Find all lines in the listing that include the word "comments", then copy them.
═══ EXERCISE MATERIAL ═══
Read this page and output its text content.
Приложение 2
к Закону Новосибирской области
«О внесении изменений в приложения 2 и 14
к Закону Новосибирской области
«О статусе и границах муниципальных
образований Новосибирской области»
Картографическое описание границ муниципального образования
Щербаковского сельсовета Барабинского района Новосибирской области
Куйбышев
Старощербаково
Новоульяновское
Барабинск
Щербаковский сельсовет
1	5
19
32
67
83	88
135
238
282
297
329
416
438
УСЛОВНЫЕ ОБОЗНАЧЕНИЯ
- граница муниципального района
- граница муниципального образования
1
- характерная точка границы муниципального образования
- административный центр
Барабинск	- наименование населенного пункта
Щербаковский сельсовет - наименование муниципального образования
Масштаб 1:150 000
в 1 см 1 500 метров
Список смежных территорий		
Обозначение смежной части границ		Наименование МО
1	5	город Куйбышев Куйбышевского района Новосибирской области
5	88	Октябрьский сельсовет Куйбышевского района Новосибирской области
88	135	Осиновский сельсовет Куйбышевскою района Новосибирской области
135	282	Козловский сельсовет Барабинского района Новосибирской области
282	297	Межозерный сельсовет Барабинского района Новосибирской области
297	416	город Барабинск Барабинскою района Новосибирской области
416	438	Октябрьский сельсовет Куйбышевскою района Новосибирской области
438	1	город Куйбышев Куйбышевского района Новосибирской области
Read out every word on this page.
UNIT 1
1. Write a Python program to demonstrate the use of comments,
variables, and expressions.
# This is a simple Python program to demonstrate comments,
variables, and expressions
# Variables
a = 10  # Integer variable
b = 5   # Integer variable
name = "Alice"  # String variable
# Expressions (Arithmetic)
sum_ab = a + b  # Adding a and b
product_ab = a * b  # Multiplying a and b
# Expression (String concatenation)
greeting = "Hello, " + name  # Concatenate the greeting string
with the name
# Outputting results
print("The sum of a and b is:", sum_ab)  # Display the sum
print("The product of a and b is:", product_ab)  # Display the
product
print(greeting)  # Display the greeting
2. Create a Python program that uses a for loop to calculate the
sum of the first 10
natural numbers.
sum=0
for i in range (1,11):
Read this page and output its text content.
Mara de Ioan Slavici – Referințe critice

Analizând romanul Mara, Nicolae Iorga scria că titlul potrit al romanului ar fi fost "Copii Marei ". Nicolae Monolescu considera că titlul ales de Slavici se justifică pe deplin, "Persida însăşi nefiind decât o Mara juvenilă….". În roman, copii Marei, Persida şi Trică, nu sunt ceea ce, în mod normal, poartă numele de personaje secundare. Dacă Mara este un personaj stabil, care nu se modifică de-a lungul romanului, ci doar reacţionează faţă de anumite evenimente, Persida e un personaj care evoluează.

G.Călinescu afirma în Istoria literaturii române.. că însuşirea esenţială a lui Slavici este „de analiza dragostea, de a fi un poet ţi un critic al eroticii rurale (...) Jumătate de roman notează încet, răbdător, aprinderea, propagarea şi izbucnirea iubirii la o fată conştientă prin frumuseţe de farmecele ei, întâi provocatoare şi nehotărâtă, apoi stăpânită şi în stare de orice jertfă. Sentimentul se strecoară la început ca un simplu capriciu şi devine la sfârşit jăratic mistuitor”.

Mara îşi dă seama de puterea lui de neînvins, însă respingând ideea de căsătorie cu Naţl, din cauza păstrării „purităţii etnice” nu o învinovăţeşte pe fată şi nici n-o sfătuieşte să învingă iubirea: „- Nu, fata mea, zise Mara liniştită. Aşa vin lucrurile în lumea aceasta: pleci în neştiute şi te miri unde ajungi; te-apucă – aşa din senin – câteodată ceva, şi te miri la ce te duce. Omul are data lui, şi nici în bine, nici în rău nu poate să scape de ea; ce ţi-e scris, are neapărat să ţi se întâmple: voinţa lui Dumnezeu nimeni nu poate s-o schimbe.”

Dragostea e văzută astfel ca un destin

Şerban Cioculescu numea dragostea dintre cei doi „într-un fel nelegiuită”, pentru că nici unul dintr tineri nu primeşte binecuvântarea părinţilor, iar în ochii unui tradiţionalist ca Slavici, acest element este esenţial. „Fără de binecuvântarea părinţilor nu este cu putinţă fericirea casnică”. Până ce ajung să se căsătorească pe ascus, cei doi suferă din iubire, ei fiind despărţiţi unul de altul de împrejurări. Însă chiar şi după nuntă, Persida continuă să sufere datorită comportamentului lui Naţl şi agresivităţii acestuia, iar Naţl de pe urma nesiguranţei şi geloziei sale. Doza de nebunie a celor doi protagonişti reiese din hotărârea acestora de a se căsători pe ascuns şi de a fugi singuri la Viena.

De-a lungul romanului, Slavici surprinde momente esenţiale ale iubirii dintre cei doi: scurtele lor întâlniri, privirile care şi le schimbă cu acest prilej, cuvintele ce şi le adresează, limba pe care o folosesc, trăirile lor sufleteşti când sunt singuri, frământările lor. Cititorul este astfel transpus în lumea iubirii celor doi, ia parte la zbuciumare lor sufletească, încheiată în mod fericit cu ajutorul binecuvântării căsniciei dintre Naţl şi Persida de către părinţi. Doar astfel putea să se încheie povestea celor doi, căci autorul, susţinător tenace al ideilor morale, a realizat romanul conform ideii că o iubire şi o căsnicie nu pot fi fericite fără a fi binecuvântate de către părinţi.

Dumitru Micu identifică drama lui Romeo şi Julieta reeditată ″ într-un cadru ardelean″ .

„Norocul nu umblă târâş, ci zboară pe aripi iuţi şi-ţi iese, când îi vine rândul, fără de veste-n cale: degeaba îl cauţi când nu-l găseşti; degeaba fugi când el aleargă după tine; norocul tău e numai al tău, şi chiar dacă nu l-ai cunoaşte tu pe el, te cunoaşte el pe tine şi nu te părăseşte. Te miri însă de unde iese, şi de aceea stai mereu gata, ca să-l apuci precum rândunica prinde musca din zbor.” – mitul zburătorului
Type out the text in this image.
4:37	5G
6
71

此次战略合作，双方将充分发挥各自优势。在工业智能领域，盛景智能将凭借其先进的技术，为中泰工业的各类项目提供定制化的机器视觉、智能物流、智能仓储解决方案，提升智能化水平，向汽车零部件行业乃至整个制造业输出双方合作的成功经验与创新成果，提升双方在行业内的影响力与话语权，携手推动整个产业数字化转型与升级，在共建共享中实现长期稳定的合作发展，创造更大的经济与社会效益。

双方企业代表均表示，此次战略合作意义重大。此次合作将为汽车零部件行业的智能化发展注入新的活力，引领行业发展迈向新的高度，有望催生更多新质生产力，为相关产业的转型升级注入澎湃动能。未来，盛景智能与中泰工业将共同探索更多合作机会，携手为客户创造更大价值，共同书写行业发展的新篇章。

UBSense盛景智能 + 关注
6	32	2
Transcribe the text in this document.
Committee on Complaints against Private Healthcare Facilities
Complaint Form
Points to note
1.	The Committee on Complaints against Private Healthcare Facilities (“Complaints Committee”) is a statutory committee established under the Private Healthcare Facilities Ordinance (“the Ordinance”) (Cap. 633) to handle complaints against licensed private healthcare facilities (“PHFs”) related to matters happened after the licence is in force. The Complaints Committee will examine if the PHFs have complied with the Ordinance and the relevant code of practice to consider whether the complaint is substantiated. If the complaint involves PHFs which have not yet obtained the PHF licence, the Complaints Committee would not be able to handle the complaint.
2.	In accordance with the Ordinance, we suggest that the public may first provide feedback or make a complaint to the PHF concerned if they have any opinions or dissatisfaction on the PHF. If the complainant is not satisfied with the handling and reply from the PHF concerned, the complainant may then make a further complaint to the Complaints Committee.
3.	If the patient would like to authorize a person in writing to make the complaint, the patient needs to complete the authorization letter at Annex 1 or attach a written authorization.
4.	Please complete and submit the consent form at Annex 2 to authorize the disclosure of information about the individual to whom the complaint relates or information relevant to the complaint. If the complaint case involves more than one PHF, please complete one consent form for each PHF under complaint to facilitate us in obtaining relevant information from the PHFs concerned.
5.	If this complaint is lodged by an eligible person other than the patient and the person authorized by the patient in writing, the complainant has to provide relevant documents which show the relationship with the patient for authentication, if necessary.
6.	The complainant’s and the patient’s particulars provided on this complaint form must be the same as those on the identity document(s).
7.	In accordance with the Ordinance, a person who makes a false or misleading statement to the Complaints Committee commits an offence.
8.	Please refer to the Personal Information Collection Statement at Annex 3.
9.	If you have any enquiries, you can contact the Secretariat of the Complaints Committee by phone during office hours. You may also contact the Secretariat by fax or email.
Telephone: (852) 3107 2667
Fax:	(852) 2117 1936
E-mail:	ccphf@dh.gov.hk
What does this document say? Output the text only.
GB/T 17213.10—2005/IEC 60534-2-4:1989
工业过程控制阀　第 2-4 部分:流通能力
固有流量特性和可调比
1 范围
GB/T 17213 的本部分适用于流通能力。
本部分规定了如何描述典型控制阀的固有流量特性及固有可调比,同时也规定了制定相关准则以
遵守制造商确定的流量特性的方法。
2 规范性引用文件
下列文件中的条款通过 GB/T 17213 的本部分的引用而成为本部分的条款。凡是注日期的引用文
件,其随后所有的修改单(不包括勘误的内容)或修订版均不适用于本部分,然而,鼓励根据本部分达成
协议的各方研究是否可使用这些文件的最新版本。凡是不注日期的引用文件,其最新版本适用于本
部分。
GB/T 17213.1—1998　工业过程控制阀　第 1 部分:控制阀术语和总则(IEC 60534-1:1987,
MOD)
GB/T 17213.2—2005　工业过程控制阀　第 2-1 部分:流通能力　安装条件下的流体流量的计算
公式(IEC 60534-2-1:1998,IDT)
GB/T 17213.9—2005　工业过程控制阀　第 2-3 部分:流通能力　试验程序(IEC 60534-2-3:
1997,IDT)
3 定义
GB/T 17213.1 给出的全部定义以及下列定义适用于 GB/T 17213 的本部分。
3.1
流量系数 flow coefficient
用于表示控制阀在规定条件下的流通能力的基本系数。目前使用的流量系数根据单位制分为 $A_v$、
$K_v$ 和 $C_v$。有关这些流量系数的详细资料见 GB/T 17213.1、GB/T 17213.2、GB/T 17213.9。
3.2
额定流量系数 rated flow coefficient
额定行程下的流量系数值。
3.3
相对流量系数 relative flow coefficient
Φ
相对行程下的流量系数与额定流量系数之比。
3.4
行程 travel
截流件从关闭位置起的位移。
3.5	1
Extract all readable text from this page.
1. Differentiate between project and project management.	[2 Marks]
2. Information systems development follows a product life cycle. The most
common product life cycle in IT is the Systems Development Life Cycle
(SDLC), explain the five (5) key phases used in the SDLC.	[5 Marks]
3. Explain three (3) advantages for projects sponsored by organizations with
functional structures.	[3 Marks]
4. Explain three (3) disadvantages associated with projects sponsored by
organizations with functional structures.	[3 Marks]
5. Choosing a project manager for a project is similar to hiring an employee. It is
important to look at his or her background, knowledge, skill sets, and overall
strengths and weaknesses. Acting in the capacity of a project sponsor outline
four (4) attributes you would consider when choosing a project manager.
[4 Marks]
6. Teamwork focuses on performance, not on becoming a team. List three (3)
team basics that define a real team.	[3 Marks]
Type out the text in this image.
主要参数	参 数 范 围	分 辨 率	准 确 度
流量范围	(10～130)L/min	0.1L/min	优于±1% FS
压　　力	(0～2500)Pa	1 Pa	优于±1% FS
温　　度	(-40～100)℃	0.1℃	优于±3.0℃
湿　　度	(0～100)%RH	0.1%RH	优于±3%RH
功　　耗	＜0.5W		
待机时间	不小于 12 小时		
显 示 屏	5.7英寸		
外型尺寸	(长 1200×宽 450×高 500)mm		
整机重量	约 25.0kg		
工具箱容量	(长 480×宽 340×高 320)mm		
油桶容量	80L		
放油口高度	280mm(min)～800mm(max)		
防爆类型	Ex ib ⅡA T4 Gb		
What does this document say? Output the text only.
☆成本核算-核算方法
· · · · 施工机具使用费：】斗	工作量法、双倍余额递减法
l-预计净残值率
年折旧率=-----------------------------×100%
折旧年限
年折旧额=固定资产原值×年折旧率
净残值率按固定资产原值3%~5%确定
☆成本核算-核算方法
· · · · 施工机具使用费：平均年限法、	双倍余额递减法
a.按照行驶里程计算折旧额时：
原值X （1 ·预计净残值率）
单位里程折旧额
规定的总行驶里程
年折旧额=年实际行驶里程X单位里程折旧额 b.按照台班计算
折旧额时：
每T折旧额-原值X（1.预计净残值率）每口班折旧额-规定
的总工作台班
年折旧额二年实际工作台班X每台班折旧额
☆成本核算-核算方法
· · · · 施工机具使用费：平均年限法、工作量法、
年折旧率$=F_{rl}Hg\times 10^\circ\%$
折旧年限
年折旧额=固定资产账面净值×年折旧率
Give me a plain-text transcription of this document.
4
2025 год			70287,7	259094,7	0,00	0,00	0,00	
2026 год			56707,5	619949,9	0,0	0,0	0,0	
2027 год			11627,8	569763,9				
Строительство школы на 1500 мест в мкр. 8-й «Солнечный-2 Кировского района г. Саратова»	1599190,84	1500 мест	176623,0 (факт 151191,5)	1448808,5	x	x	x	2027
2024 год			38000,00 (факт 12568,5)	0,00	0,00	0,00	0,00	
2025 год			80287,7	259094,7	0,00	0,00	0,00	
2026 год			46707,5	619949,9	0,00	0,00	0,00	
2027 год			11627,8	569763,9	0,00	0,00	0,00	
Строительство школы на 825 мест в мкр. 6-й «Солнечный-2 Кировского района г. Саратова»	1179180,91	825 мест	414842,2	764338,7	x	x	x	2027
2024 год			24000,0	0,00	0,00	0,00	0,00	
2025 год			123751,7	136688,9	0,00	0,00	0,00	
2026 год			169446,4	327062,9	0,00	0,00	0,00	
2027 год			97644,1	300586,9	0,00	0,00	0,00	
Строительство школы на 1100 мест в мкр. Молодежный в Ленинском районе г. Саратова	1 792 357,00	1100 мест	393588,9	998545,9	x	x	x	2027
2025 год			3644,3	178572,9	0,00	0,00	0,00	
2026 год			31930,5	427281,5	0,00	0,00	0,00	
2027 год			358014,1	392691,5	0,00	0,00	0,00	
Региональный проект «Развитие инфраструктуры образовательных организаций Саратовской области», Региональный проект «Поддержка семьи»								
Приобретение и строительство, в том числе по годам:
═══
### WRITTEN REPLY
1. Write a Python program to demonstrate the use of comments,
# This is a simple Python program to demonstrate comments,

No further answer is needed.